**Directions**
Leave out the images and repeat the listing below without a single change.

----------

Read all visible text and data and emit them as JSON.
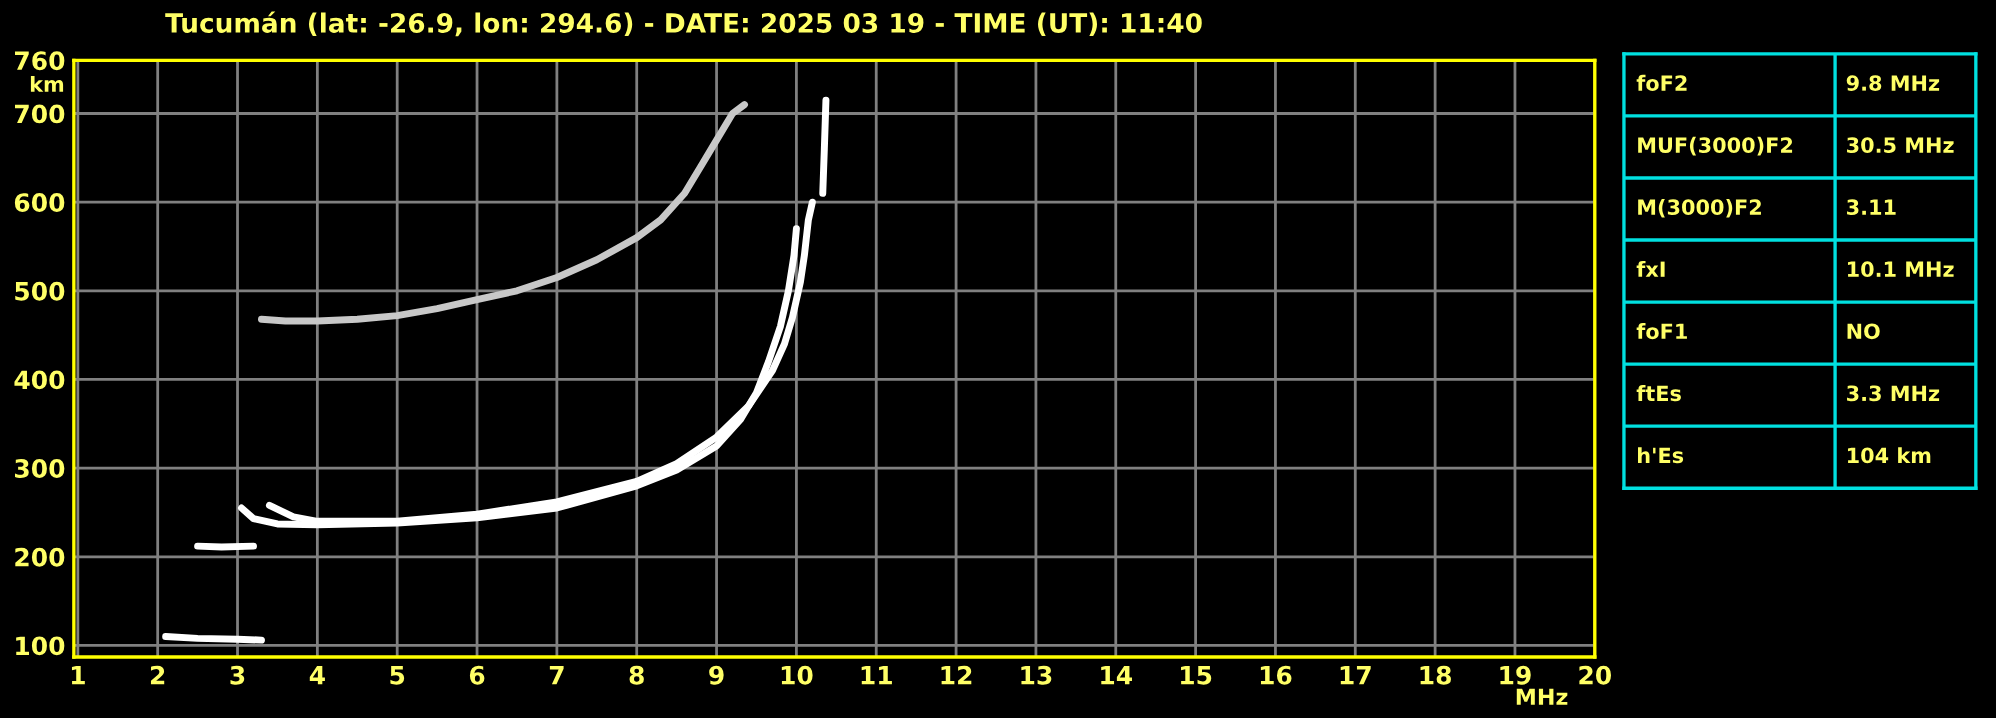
{
  "chart_data": [
    {
      "type": "line",
      "title": "Tucumán (lat: -26.9, lon: 294.6) - DATE: 2025 03 19 - TIME (UT): 11:40",
      "xlabel": "MHz",
      "ylabel": "km",
      "xlim": [
        0.95,
        20
      ],
      "ylim": [
        87,
        760
      ],
      "xticks": [
        1,
        2,
        3,
        4,
        5,
        6,
        7,
        8,
        9,
        10,
        11,
        12,
        13,
        14,
        15,
        16,
        17,
        18,
        19,
        20
      ],
      "yticks": [
        100,
        200,
        300,
        400,
        500,
        600,
        700,
        760
      ],
      "grid": true,
      "legend": false,
      "marker": "none",
      "line_style": "solid",
      "series": [
        {
          "color": "#ffffff",
          "x": [
            3.05,
            3.2,
            3.5,
            4,
            5,
            6,
            7,
            8,
            8.5,
            9,
            9.3,
            9.5,
            9.65,
            9.8,
            9.9,
            9.97,
            10.0
          ],
          "values": [
            255,
            243,
            237,
            236,
            238,
            244,
            255,
            280,
            298,
            325,
            355,
            385,
            420,
            460,
            500,
            540,
            570
          ]
        },
        {
          "color": "#ffffff",
          "x": [
            3.4,
            3.7,
            4,
            5,
            6,
            7,
            8,
            8.5,
            9,
            9.4,
            9.7,
            9.85,
            9.95,
            10.05,
            10.1,
            10.15,
            10.2
          ],
          "values": [
            258,
            245,
            240,
            240,
            248,
            262,
            285,
            305,
            335,
            370,
            410,
            440,
            470,
            510,
            540,
            580,
            600
          ]
        },
        {
          "color": "#ffffff",
          "x": [
            10.33,
            10.35,
            10.37
          ],
          "values": [
            610,
            660,
            715
          ]
        },
        {
          "color": "#c8c8c8",
          "x": [
            3.3,
            3.6,
            4,
            4.5,
            5,
            5.5,
            6,
            6.5,
            7,
            7.5,
            8,
            8.3,
            8.6,
            8.8,
            9,
            9.2,
            9.35
          ],
          "values": [
            468,
            466,
            466,
            468,
            472,
            480,
            490,
            500,
            515,
            535,
            560,
            580,
            610,
            640,
            670,
            700,
            710
          ]
        },
        {
          "color": "#ffffff",
          "x": [
            2.1,
            2.5,
            3.0,
            3.3
          ],
          "values": [
            110,
            108,
            107,
            106
          ]
        },
        {
          "color": "#ffffff",
          "x": [
            2.5,
            2.8,
            3.2
          ],
          "values": [
            212,
            211,
            212
          ]
        }
      ]
    },
    {
      "type": "other",
      "annotations": [
        "foF2",
        "9.8 MHz",
        "MUF(3000)F2",
        "30.5 MHz",
        "M(3000)F2",
        "3.11",
        "fxI",
        "10.1 MHz",
        "foF1",
        "NO",
        "ftEs",
        "3.3 MHz",
        "h'Es",
        "104 km"
      ]
    }
  ]
}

----------

**Written response**
Read all visible text and data and emit them as JSON.
{
  "chart_data": [
    {
      "type": "line",
      "title": "Tucumán (lat: -26.9, lon: 294.6) - DATE: 2025 03 19 - TIME (UT): 11:40",
      "xlabel": "MHz",
      "ylabel": "km",
      "xlim": [
        0.95,
        20
      ],
      "ylim": [
        87,
        760
      ],
      "xticks": [
        1,
        2,
        3,
        4,
        5,
        6,
        7,
        8,
        9,
        10,
        11,
        12,
        13,
        14,
        15,
        16,
        17,
        18,
        19,
        20
      ],
      "yticks": [
        100,
        200,
        300,
        400,
        500,
        600,
        700,
        760
      ],
      "grid": true,
      "legend": false,
      "marker": "none",
      "line_style": "solid",
      "series": [
        {
          "color": "#ffffff",
          "x": [
            3.05,
            3.2,
            3.5,
            4,
            5,
            6,
            7,
            8,
            8.5,
            9,
            9.3,
            9.5,
            9.65,
            9.8,
            9.9,
            9.97,
            10.0
          ],
          "values": [
            255,
            243,
            237,
            236,
            238,
            244,
            255,
            280,
            298,
            325,
            355,
            385,
            420,
            460,
            500,
            540,
            570
          ]
        },
        {
          "color": "#ffffff",
          "x": [
            3.4,
            3.7,
            4,
            5,
            6,
            7,
            8,
            8.5,
            9,
            9.4,
            9.7,
            9.85,
            9.95,
            10.05,
            10.1,
            10.15,
            10.2
          ],
          "values": [
            258,
            245,
            240,
            240,
            248,
            262,
            285,
            305,
            335,
            370,
            410,
            440,
            470,
            510,
            540,
            580,
            600
          ]
        },
        {
          "color": "#ffffff",
          "x": [
            10.33,
            10.35,
            10.37
          ],
          "values": [
            610,
            660,
            715
          ]
        },
        {
          "color": "#c8c8c8",
          "x": [
            3.3,
            3.6,
            4,
            4.5,
            5,
            5.5,
            6,
            6.5,
            7,
            7.5,
            8,
            8.3,
            8.6,
            8.8,
            9,
            9.2,
            9.35
          ],
          "values": [
            468,
            466,
            466,
            468,
            472,
            480,
            490,
            500,
            515,
            535,
            560,
            580,
            610,
            640,
            670,
            700,
            710
          ]
        },
        {
          "color": "#ffffff",
          "x": [
            2.1,
            2.5,
            3.0,
            3.3
          ],
          "values": [
            110,
            108,
            107,
            106
          ]
        },
        {
          "color": "#ffffff",
          "x": [
            2.5,
            2.8,
            3.2
          ],
          "values": [
            212,
            211,
            212
          ]
        }
      ]
    },
    {
      "type": "other",
      "annotations": [
        "foF2",
        "9.8 MHz",
        "MUF(3000)F2",
        "30.5 MHz",
        "M(3000)F2",
        "3.11",
        "fxI",
        "10.1 MHz",
        "foF1",
        "NO",
        "ftEs",
        "3.3 MHz",
        "h'Es",
        "104 km"
      ]
    }
  ]
}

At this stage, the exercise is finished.